*What is asked:*
Find the string "JSON" and gather every line that holds it.

#####

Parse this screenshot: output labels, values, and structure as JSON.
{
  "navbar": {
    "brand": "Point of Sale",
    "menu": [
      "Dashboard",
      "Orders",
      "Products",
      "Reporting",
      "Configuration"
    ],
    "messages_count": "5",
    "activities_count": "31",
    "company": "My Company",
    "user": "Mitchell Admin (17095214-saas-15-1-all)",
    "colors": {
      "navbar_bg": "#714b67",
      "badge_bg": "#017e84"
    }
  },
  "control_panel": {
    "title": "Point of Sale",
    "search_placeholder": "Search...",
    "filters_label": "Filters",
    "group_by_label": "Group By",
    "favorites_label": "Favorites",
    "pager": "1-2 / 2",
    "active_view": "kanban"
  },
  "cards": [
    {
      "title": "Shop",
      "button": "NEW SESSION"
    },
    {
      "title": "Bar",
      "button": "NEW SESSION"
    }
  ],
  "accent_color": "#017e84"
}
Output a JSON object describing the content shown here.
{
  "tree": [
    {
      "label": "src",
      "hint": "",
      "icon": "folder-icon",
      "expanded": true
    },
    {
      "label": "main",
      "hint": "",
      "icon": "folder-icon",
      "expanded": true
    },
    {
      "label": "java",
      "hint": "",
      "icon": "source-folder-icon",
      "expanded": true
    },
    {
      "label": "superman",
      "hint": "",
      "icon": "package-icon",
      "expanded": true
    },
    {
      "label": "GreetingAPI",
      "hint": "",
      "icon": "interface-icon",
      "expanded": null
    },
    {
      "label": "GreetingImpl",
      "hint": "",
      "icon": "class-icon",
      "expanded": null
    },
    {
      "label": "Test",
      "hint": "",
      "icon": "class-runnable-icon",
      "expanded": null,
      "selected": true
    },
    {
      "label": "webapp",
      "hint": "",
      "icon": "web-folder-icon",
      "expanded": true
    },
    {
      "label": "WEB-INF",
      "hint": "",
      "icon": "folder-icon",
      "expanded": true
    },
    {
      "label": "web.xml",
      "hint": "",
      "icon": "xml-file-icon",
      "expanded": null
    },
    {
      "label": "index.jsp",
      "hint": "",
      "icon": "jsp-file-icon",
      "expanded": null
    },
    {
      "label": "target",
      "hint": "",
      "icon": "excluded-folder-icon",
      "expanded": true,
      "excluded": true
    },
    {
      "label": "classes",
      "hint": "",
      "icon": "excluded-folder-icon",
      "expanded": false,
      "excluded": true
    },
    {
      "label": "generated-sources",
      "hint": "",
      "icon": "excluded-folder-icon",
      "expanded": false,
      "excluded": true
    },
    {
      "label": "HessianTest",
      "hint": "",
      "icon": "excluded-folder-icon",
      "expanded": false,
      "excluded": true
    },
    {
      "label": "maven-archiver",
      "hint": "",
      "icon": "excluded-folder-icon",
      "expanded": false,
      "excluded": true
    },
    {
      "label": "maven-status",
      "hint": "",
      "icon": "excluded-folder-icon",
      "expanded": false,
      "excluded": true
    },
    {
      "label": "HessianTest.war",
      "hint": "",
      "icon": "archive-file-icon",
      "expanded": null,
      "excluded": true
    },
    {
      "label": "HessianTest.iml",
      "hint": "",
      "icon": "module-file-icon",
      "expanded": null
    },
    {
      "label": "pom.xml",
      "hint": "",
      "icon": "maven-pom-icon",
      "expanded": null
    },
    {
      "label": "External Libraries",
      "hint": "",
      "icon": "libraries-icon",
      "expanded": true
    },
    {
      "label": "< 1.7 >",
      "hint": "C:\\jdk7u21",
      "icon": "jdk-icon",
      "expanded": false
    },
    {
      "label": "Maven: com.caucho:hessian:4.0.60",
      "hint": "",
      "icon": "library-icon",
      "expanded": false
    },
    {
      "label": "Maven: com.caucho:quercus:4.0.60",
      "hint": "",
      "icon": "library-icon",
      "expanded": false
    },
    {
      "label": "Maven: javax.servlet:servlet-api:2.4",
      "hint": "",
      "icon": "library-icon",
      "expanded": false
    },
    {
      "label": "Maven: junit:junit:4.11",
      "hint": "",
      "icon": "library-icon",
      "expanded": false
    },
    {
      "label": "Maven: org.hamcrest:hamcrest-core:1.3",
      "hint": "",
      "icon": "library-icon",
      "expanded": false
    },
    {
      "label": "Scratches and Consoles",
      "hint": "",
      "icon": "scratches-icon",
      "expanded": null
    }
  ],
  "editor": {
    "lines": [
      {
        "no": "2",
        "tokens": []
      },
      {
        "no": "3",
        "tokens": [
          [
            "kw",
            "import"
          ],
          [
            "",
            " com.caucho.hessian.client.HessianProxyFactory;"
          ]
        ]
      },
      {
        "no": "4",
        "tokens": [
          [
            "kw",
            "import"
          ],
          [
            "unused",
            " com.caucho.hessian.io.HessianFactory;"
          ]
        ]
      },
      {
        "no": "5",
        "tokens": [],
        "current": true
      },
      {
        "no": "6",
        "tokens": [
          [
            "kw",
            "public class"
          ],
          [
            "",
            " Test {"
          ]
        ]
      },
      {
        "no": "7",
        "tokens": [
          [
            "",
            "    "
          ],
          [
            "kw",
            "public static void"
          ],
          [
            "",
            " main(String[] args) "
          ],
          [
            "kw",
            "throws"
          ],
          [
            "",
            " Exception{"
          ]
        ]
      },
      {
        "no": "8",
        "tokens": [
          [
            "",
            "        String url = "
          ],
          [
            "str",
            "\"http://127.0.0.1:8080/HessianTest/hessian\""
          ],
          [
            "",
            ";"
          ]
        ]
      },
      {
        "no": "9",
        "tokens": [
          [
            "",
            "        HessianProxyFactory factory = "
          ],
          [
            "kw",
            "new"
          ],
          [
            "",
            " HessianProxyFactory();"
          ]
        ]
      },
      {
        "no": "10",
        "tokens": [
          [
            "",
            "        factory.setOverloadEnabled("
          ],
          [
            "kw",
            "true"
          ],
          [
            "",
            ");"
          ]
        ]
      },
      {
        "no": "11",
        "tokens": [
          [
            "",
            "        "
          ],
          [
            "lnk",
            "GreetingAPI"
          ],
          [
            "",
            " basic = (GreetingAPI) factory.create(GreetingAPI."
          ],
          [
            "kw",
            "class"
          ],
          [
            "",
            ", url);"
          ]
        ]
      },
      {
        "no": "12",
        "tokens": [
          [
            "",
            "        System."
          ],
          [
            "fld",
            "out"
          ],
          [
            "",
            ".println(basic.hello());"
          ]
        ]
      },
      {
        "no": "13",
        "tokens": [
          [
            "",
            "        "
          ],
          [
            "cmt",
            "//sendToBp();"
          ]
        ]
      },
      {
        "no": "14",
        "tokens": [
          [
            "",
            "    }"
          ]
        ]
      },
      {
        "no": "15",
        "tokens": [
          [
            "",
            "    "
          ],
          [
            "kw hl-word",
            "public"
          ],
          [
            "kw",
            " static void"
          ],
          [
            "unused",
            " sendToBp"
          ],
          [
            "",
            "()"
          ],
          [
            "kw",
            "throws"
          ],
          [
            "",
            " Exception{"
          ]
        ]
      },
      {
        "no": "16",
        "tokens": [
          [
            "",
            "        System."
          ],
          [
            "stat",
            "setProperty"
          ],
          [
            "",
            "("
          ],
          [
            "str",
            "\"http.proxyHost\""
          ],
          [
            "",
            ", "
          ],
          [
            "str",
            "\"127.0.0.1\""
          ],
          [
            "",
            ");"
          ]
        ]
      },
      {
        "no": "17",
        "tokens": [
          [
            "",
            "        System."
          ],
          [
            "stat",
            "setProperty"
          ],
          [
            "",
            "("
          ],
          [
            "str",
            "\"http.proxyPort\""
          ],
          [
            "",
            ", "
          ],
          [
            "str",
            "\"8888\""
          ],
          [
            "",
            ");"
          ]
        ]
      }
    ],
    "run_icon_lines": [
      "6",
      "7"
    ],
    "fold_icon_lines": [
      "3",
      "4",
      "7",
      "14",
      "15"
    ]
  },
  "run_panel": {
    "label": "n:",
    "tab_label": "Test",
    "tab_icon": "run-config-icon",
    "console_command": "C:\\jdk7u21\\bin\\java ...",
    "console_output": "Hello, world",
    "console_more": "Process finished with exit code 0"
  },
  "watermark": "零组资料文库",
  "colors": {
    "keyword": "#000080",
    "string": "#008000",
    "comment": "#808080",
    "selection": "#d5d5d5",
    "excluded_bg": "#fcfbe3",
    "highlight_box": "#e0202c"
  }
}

#####

*Result of the task:*
Parse this screenshot: output labels, values, and structure as JSON.
Output a JSON object describing the content shown here.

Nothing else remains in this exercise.